(Dataset records)
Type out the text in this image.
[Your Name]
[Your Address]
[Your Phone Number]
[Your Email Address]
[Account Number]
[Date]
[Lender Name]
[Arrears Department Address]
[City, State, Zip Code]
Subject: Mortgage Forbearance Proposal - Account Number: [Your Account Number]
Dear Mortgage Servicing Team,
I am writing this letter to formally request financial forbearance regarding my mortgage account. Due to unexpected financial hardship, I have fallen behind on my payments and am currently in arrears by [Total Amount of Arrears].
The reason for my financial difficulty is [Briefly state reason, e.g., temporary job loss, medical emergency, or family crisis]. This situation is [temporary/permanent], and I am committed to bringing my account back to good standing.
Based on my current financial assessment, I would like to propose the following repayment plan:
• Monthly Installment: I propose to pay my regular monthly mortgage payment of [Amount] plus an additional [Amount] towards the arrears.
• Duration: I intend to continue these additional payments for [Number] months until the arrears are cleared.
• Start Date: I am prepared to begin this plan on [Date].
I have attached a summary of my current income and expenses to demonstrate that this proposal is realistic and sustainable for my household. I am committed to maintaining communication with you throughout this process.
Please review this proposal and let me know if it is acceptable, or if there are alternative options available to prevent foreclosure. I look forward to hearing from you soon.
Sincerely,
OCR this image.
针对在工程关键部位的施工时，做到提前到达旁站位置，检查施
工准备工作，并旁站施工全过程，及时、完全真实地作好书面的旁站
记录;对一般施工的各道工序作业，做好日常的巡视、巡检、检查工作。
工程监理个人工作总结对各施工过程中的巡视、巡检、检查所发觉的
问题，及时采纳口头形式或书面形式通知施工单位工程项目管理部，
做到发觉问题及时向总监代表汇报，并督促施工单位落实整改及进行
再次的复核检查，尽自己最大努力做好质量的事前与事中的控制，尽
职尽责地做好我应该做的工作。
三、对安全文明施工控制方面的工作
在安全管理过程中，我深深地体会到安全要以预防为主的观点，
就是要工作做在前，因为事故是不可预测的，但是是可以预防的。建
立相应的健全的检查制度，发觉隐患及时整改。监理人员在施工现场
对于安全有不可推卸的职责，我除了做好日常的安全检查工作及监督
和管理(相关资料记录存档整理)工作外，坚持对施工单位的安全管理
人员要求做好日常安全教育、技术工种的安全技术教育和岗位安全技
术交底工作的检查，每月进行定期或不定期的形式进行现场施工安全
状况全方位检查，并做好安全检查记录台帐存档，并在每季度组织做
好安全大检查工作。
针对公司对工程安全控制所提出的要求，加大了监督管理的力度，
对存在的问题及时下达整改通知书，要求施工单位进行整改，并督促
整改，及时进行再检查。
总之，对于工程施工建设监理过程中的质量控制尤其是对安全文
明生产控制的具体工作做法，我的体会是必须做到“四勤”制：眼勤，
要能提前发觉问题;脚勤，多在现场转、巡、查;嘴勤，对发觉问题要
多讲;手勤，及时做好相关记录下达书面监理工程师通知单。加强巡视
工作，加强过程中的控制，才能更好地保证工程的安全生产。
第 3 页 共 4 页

### Aim of the exercise
Your task is to return the full listing exactly as it was given.

### Exercise response
Type out the text in this image.
[Your Name]
[Your Address]
[Your Phone Number]
[Your Email Address]
[Account Number]
[Date]
[Lender Name]
[Arrears Department Address]
[City, State, Zip Code]
Subject: Mortgage Forbearance Proposal - Account Number: [Your Account Number]
Dear Mortgage Servicing Team,
I am writing this letter to formally request financial forbearance regarding my mortgage account. Due to unexpected financial hardship, I have fallen behind on my payments and am currently in arrears by [Total Amount of Arrears].
The reason for my financial difficulty is [Briefly state reason, e.g., temporary job loss, medical emergency, or family crisis]. This situation is [temporary/permanent], and I am committed to bringing my account back to good standing.
Based on my current financial assessment, I would like to propose the following repayment plan:
• Monthly Installment: I propose to pay my regular monthly mortgage payment of [Amount] plus an additional [Amount] towards the arrears.
• Duration: I intend to continue these additional payments for [Number] months until the arrears are cleared.
• Start Date: I am prepared to begin this plan on [Date].
I have attached a summary of my current income and expenses to demonstrate that this proposal is realistic and sustainable for my household. I am committed to maintaining communication with you throughout this process.
Please review this proposal and let me know if it is acceptable, or if there are alternative options available to prevent foreclosure. I look forward to hearing from you soon.
Sincerely,
OCR this image.
针对在工程关键部位的施工时，做到提前到达旁站位置，检查施
工准备工作，并旁站施工全过程，及时、完全真实地作好书面的旁站
记录;对一般施工的各道工序作业，做好日常的巡视、巡检、检查工作。
工程监理个人工作总结对各施工过程中的巡视、巡检、检查所发觉的
问题，及时采纳口头形式或书面形式通知施工单位工程项目管理部，
做到发觉问题及时向总监代表汇报，并督促施工单位落实整改及进行
再次的复核检查，尽自己最大努力做好质量的事前与事中的控制，尽
职尽责地做好我应该做的工作。
三、对安全文明施工控制方面的工作
在安全管理过程中，我深深地体会到安全要以预防为主的观点，
就是要工作做在前，因为事故是不可预测的，但是是可以预防的。建
立相应的健全的检查制度，发觉隐患及时整改。监理人员在施工现场
对于安全有不可推卸的职责，我除了做好日常的安全检查工作及监督
和管理(相关资料记录存档整理)工作外，坚持对施工单位的安全管理
人员要求做好日常安全教育、技术工种的安全技术教育和岗位安全技
术交底工作的检查，每月进行定期或不定期的形式进行现场施工安全
状况全方位检查，并做好安全检查记录台帐存档，并在每季度组织做
好安全大检查工作。
针对公司对工程安全控制所提出的要求，加大了监督管理的力度，
对存在的问题及时下达整改通知书，要求施工单位进行整改，并督促
整改，及时进行再检查。
总之，对于工程施工建设监理过程中的质量控制尤其是对安全文
明生产控制的具体工作做法，我的体会是必须做到“四勤”制：眼勤，
要能提前发觉问题;脚勤，多在现场转、巡、查;嘴勤，对发觉问题要
多讲;手勤，及时做好相关记录下达书面监理工程师通知单。加强巡视
工作，加强过程中的控制，才能更好地保证工程的安全生产。
第 3 页 共 4 页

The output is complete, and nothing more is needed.